> **WRITTEN INSTRUCTION**
Gather each line in the entries that includes the string "cuido".

[begin INFORMATION PROVIDED]

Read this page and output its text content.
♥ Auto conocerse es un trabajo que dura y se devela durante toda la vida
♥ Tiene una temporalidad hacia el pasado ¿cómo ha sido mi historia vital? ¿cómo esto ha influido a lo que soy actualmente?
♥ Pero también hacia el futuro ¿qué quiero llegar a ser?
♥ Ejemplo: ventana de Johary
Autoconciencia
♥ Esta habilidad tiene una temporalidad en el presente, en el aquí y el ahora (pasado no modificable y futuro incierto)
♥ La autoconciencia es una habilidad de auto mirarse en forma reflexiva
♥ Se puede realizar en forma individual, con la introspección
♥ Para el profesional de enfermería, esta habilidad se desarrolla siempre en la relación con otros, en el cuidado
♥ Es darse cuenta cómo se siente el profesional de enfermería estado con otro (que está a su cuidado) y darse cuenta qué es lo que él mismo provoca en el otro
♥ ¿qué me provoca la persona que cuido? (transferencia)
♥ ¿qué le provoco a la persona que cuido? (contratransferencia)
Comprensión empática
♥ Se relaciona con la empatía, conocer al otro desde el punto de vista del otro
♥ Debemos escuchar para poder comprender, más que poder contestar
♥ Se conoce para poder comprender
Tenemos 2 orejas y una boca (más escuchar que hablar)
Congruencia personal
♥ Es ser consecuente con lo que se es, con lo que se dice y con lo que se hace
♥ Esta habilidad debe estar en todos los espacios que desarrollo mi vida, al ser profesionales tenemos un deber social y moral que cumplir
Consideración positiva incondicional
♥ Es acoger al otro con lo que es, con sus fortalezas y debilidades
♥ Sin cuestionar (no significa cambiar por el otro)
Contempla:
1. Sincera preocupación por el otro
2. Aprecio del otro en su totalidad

[end INFORMATION PROVIDED]
[begin INFORMATION PROVIDED]

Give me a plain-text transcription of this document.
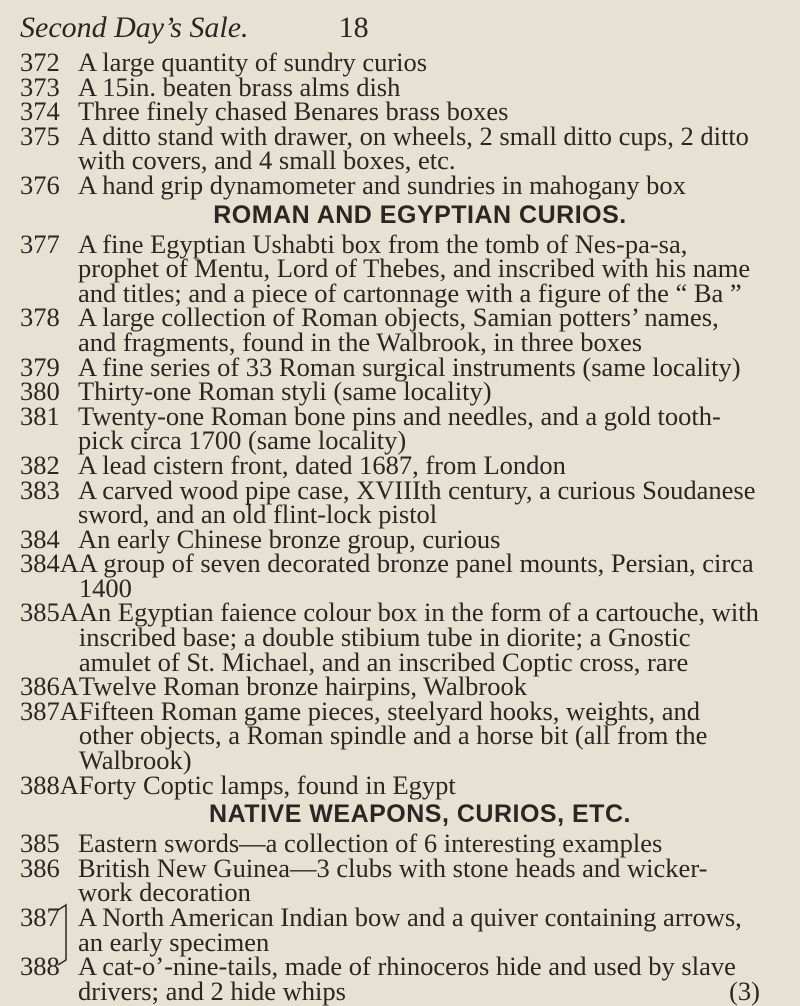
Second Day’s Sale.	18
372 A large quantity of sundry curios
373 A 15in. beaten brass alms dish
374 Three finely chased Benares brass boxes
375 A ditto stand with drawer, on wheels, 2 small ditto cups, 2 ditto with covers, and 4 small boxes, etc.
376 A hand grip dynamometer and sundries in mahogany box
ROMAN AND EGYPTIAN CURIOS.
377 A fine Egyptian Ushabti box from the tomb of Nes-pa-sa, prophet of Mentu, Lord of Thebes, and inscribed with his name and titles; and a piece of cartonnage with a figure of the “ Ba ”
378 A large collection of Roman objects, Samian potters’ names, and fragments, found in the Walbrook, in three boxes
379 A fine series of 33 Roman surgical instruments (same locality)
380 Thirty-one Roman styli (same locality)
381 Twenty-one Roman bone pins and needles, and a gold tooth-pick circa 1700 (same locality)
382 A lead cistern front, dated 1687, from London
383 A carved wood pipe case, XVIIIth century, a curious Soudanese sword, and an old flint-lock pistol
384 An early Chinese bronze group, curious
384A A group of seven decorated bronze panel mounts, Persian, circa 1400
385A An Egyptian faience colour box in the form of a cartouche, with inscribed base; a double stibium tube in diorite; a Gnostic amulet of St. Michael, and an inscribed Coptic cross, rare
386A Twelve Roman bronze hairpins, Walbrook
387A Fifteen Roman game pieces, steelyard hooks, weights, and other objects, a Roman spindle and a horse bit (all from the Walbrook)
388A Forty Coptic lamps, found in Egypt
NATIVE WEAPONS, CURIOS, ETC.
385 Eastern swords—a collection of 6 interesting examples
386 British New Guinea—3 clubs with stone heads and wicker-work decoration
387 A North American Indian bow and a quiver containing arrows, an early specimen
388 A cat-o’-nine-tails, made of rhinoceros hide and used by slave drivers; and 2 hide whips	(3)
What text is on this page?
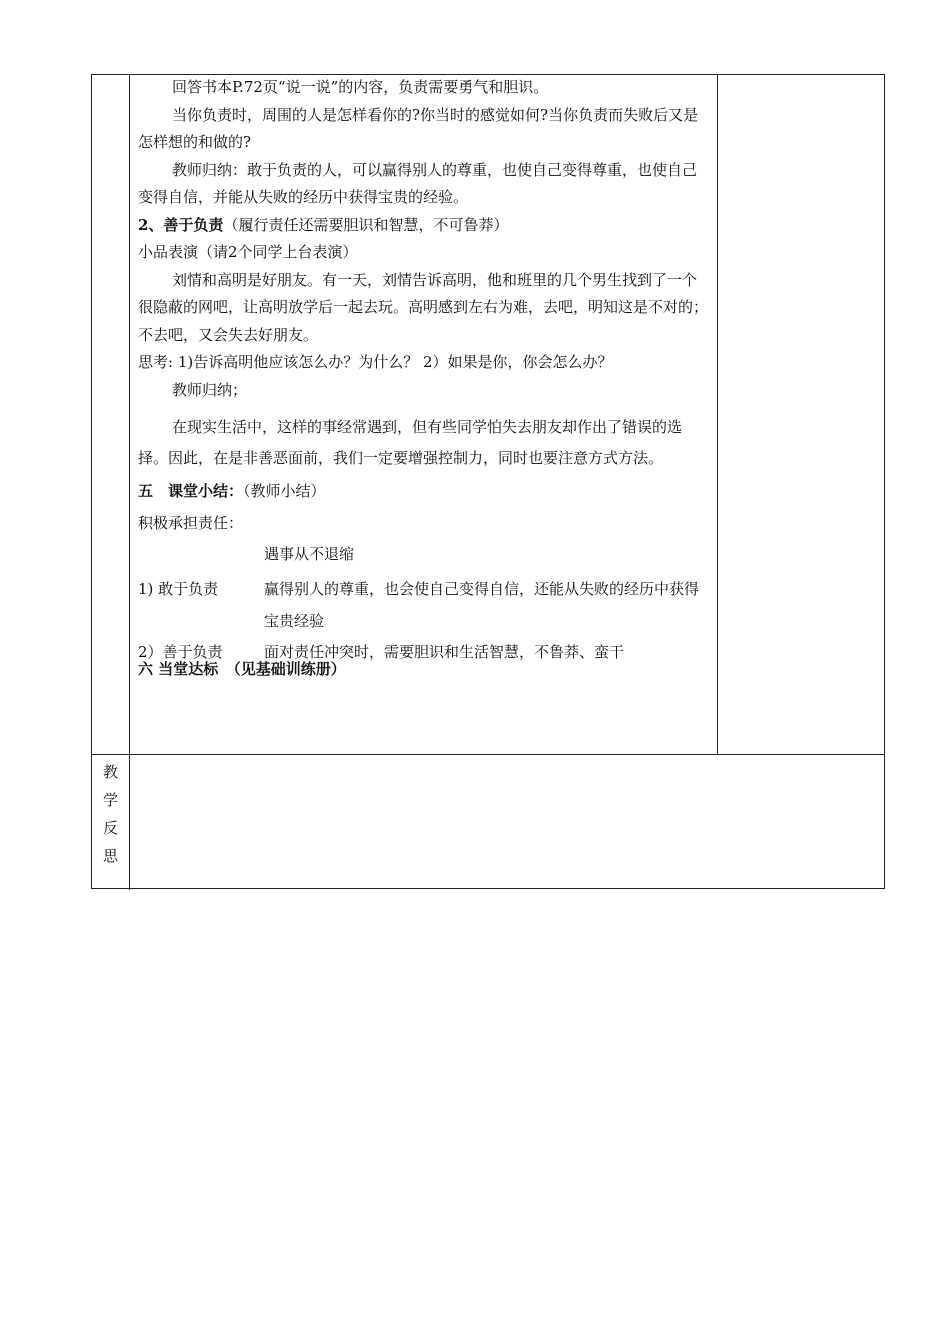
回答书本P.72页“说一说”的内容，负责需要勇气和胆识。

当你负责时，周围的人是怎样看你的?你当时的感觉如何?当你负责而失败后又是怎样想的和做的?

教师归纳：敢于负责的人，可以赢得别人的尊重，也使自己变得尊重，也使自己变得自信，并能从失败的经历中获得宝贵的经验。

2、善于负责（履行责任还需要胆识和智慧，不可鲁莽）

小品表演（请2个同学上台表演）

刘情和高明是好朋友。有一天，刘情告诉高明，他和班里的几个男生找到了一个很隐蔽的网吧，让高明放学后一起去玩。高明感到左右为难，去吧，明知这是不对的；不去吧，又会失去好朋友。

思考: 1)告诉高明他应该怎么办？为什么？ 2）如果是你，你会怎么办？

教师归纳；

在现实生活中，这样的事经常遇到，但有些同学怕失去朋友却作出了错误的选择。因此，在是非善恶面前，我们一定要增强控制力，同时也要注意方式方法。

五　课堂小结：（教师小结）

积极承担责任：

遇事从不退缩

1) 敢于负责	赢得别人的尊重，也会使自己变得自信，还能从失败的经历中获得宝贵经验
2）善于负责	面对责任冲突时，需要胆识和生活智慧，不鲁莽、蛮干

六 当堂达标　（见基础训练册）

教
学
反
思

[end INFORMATION PROVIDED]

> **TASK RESULT**
♥ ¿qué me provoca la persona que cuido? (transferencia)
♥ ¿qué le provoco a la persona que cuido? (contratransferencia)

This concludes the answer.